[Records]
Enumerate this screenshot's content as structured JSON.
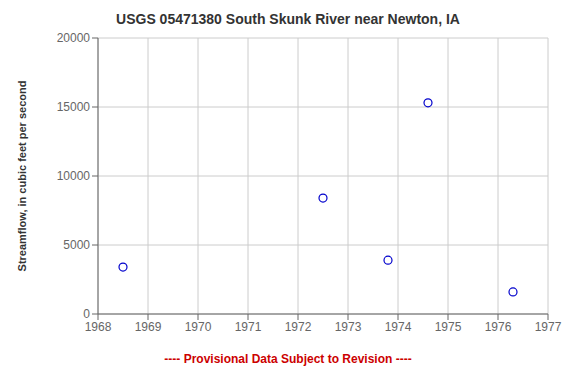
{
  "chart_data": {
    "type": "scatter",
    "title": "USGS 05471380 South Skunk River near Newton, IA",
    "ylabel": "Streamflow, in cubic feet per second",
    "x": [
      1968.5,
      1972.5,
      1973.8,
      1974.6,
      1976.3
    ],
    "values": [
      3400,
      8400,
      3900,
      15300,
      1600
    ],
    "color": "#0000cc",
    "marker": "circle",
    "xlim": [
      1968,
      1977
    ],
    "ylim": [
      0,
      20000
    ],
    "xticks": [
      1968,
      1969,
      1970,
      1971,
      1972,
      1973,
      1974,
      1975,
      1976,
      1977
    ],
    "yticks": [
      0,
      5000,
      10000,
      15000,
      20000
    ],
    "grid": true,
    "annotations": [
      {
        "text": "---- Provisional Data Subject to Revision ----",
        "color": "#cc0000"
      }
    ]
  }
}
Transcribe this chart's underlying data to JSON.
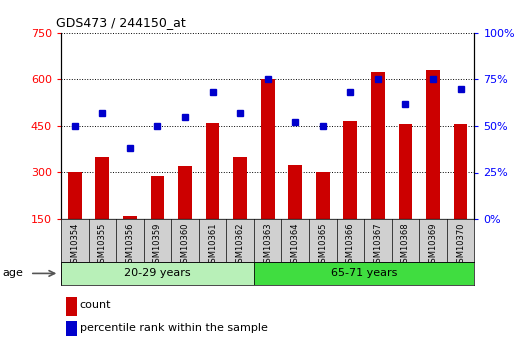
{
  "title": "GDS473 / 244150_at",
  "samples": [
    "GSM10354",
    "GSM10355",
    "GSM10356",
    "GSM10359",
    "GSM10360",
    "GSM10361",
    "GSM10362",
    "GSM10363",
    "GSM10364",
    "GSM10365",
    "GSM10366",
    "GSM10367",
    "GSM10368",
    "GSM10369",
    "GSM10370"
  ],
  "counts": [
    300,
    350,
    160,
    290,
    320,
    460,
    350,
    600,
    325,
    300,
    465,
    625,
    455,
    630,
    455
  ],
  "percentiles": [
    50,
    57,
    38,
    50,
    55,
    68,
    57,
    75,
    52,
    50,
    68,
    75,
    62,
    75,
    70
  ],
  "group1_label": "20-29 years",
  "group2_label": "65-71 years",
  "group1_count": 7,
  "group2_count": 8,
  "ylim_left": [
    150,
    750
  ],
  "ylim_right": [
    0,
    100
  ],
  "yticks_left": [
    150,
    300,
    450,
    600,
    750
  ],
  "yticks_right": [
    0,
    25,
    50,
    75,
    100
  ],
  "bar_color": "#cc0000",
  "dot_color": "#0000cc",
  "bg_color": "#d0d0d0",
  "group1_color": "#b8f0b8",
  "group2_color": "#40dd40",
  "legend_count_label": "count",
  "legend_pct_label": "percentile rank within the sample",
  "age_label": "age"
}
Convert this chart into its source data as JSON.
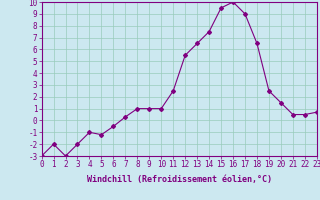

▸ **Stated task**
Word for word, quote the full listing, omitting every picture.

▸ **Answer for the task**
Enumerate this screenshot's content as structured JSON.
{
  "chart_data": {
    "type": "scatter",
    "title": "USGS 05471380 South Skunk River near Newton, IA",
    "ylabel": "Streamflow, in cubic feet per second",
    "x": [
      1968.5,
      1972.5,
      1973.8,
      1974.6,
      1976.3
    ],
    "values": [
      3400,
      8400,
      3900,
      15300,
      1600
    ],
    "color": "#0000cc",
    "marker": "circle",
    "xlim": [
      1968,
      1977
    ],
    "ylim": [
      0,
      20000
    ],
    "xticks": [
      1968,
      1969,
      1970,
      1971,
      1972,
      1973,
      1974,
      1975,
      1976,
      1977
    ],
    "yticks": [
      0,
      5000,
      10000,
      15000,
      20000
    ],
    "grid": true,
    "annotations": [
      {
        "text": "---- Provisional Data Subject to Revision ----",
        "color": "#cc0000"
      }
    ]
  }
}
Transcribe this chart's underlying data to JSON.
{
  "title": "GDS473 / 244150_at",
  "samples": [
    "GSM10354",
    "GSM10355",
    "GSM10356",
    "GSM10359",
    "GSM10360",
    "GSM10361",
    "GSM10362",
    "GSM10363",
    "GSM10364",
    "GSM10365",
    "GSM10366",
    "GSM10367",
    "GSM10368",
    "GSM10369",
    "GSM10370"
  ],
  "counts": [
    300,
    350,
    160,
    290,
    320,
    460,
    350,
    600,
    325,
    300,
    465,
    625,
    455,
    630,
    455
  ],
  "percentiles": [
    50,
    57,
    38,
    50,
    55,
    68,
    57,
    75,
    52,
    50,
    68,
    75,
    62,
    75,
    70
  ],
  "group1_label": "20-29 years",
  "group2_label": "65-71 years",
  "group1_count": 7,
  "group2_count": 8,
  "ylim_left": [
    150,
    750
  ],
  "ylim_right": [
    0,
    100
  ],
  "yticks_left": [
    150,
    300,
    450,
    600,
    750
  ],
  "yticks_right": [
    0,
    25,
    50,
    75,
    100
  ],
  "bar_color": "#cc0000",
  "dot_color": "#0000cc",
  "bg_color": "#d0d0d0",
  "group1_color": "#b8f0b8",
  "group2_color": "#40dd40",
  "legend_count_label": "count",
  "legend_pct_label": "percentile rank within the sample",
  "age_label": "age"
}
Convert this chart into its source data as JSON.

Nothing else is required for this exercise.